Events in the year 1956 in  Israel.

Incumbents
 Prime Minister of Israel – David Ben-Gurion (Mapai)
 President of Israel – Yitzhak Ben-Zvi
 President of the Supreme Court – Yitzhak Olshan
 Chief of General Staff – Moshe Dayan
 Government of Israel – 7th Government of Israel

Events

 2 February – The IDF prevents the Egyptian delegation from attending the Egypt-Israel Mixed Armistice Commission meeting at al-Auja, in the de-militarized zone.
 29 March – After 15 months in the Syrian captivity, four IDF soldiers of the Golani Brigade return to Israel in exchange for 41 Syrian prisoners. A fifth IDF soldier, Uri Ilan, had committed suicide in captivity. Uri Ilan's remains are later returned to Israel.
 5 April – IDF launch an intensive 120mm mortar attack on Gaza town centre killing 58 civilians. 33 men, 15 women and 10 children.
 1 May – Finance Minister, Levi Eshkol, approves the establishment of the city of Ashdod.
 8 May – Israel and Austria establish diplomatic relations.
 6 June – Tel Aviv University is founded.
 26 July – President Gamal Abdel Nasser of Egypt announces the nationalization of the Suez Canal and Egyptian forces seize control of the canal, moves that precipitate the Suez Crisis and the Sinai Campaign.
 13 September – Operation Gulliver: IDF operation in Jordan in which a small paratroop force stormed the fort at Gharandal, on the TransJordan-Negev border, killing at least 9 policemen and members of the Jordanian camel corps. One IDF member was killed and 12 wounded.
 10 October – Operation Samaria (מבצע שומרון): Following the constant infiltrations from the Jordanian-controlled West Bank, and following the series of attacks by the Jordanian army on Israeli soldiers and civilians, IDF forces raid the Qalqilya police forces. 100 Jordanian soldiers and 17 IDF soldiers are killed during the operation.
 22 October – Israel, Britain and France secretly meet in Sèvres, France, and make plans to invade Egypt.

— Data entries —
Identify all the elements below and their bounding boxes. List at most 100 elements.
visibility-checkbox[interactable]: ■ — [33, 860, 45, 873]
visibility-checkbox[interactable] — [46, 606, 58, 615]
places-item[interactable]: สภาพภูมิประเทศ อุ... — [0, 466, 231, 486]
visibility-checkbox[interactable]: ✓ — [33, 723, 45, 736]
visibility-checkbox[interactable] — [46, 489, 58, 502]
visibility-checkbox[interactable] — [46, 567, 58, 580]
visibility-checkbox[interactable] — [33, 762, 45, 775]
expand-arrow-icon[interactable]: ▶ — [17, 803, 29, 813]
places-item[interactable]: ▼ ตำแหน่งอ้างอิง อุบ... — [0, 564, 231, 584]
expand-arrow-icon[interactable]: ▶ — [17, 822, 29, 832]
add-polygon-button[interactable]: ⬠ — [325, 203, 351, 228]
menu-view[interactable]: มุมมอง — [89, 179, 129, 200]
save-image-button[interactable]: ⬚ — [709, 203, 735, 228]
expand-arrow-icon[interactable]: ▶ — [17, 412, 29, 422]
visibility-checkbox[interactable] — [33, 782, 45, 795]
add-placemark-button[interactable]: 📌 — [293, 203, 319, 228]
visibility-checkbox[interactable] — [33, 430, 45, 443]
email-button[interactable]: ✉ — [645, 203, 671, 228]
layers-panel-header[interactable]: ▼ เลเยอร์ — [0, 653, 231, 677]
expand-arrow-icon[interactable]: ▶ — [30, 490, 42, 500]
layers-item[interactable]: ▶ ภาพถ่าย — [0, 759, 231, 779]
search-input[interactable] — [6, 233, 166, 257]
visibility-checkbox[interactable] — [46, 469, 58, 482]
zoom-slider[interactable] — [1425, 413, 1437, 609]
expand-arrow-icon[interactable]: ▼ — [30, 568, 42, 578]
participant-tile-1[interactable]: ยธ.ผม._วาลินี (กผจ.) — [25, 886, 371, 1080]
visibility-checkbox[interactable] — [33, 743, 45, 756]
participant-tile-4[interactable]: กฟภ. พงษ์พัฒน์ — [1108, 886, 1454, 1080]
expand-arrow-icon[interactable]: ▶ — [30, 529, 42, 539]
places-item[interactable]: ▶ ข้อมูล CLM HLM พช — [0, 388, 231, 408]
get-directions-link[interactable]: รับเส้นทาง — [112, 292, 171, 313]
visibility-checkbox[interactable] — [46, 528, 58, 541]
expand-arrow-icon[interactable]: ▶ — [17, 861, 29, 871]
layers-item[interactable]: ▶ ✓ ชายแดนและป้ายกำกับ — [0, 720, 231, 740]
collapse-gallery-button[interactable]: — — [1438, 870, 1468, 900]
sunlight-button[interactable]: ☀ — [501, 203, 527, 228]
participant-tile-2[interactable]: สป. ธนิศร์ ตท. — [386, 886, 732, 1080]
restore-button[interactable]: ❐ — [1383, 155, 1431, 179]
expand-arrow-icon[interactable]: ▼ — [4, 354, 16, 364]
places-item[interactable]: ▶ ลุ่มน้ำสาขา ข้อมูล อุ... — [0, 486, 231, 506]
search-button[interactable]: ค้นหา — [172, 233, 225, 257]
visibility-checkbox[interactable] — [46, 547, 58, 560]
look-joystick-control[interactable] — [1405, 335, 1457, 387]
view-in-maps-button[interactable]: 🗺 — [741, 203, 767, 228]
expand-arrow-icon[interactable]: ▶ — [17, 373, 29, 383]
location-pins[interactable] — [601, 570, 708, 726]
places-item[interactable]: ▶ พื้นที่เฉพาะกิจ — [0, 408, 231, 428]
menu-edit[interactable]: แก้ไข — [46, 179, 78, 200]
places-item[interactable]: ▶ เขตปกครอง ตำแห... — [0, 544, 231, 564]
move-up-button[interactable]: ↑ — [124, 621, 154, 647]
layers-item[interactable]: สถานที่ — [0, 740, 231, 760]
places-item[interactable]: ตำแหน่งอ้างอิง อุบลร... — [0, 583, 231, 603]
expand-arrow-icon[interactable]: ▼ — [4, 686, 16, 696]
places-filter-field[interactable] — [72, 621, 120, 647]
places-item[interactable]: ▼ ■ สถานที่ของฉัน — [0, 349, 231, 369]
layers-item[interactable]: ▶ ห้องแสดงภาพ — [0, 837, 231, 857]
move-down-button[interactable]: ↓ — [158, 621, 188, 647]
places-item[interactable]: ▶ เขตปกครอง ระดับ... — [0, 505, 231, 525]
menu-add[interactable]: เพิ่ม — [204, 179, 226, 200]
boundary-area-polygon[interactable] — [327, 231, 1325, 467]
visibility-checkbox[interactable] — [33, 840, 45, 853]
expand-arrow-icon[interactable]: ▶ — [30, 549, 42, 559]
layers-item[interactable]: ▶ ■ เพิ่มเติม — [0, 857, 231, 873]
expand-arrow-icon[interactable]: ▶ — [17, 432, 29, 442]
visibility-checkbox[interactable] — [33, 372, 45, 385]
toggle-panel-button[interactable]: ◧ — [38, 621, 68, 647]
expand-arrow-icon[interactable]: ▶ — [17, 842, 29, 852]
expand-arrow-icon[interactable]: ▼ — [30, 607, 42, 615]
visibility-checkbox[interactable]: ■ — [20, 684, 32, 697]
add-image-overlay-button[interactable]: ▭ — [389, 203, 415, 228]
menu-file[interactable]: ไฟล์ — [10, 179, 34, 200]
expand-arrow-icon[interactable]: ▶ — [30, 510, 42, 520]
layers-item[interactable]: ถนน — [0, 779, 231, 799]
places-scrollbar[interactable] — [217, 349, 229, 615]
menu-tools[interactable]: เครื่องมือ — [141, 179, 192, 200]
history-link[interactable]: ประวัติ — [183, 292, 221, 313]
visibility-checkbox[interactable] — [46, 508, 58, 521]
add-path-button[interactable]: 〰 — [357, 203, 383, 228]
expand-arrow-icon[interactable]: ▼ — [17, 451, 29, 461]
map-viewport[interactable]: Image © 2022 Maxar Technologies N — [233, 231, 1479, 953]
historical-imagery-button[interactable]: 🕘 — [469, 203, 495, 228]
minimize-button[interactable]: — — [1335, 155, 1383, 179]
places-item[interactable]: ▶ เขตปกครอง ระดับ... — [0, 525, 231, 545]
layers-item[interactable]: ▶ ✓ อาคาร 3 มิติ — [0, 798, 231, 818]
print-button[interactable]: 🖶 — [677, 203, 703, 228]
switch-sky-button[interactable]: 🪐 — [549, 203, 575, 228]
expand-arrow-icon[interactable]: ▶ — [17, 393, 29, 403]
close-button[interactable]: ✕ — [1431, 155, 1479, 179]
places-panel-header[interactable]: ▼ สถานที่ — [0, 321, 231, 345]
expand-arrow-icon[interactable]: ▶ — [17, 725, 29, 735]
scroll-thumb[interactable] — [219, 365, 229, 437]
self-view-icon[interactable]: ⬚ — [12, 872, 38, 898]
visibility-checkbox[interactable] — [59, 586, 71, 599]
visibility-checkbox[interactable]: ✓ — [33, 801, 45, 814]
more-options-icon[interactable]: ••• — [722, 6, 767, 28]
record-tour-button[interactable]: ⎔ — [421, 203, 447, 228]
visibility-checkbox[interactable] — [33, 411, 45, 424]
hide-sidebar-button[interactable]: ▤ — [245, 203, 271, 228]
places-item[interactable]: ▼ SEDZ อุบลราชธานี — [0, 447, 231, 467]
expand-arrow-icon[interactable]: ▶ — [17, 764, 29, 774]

==

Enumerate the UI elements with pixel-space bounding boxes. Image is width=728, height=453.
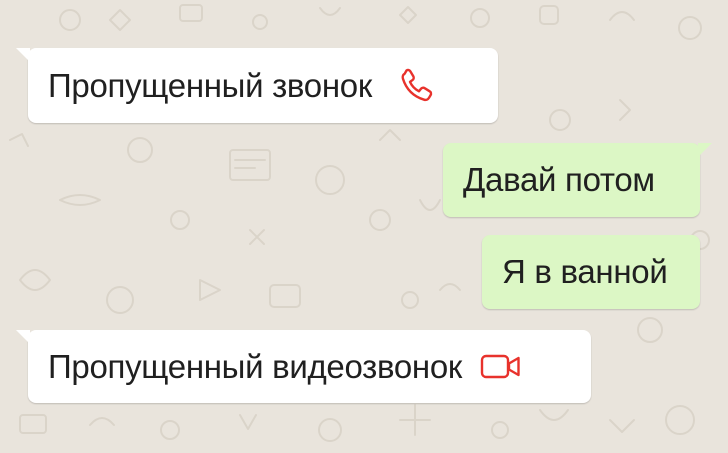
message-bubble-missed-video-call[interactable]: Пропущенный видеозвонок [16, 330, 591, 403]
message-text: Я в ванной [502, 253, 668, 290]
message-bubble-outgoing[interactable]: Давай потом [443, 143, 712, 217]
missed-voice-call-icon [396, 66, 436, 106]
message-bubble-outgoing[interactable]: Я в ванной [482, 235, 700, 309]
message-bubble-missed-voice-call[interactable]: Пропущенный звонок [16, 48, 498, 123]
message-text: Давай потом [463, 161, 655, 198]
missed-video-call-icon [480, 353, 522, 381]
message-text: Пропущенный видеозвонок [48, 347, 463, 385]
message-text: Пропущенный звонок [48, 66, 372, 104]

— Task 1 —
Answer these questions about the text on 1956 in Israel:
(a) Who was Chief of General Staff?
(b) Which minister approved the establishment of Ashdod, and on what date?
(c) Where did Israel, Britain and France secretly meet to plan the invasion of Egypt?
— Task 2 —
Write the next part of the text on 1956 in Israel, starting after its final entry, the 22 October meeting.

— Output 1 —
(a) Moshe Dayan
(b) Finance Minister Levi Eshkol, on 1 May
(c) Sèvres, France

— Output 2 —
 29 October – Kafr Qasim massacre: Israeli Border Police shoot and kill 48 Arab civilians for unknowingly disobeying curfew orders imposed by the Israeli army in Kafr Qasim.

Suez Crisis:
 29 October – Israel invades the Sinai Peninsula and push Egyptian forces back toward the Suez Canal.
 2 November – the Gaza strip was occupied by Israel.
 3 November – UN observers report 275 killed in Khan Yunis.
 4 November – Israel captured the Straits of Tiran.
 5 November – Sharm el-Sheikh was occupied by Israel and as a result the Gulf of Aqaba was reopened.
 7 November – The United Nations General Assembly adopted a resolution calling for the United Kingdom, France and Israel to immediately withdraw their troops from Egypt.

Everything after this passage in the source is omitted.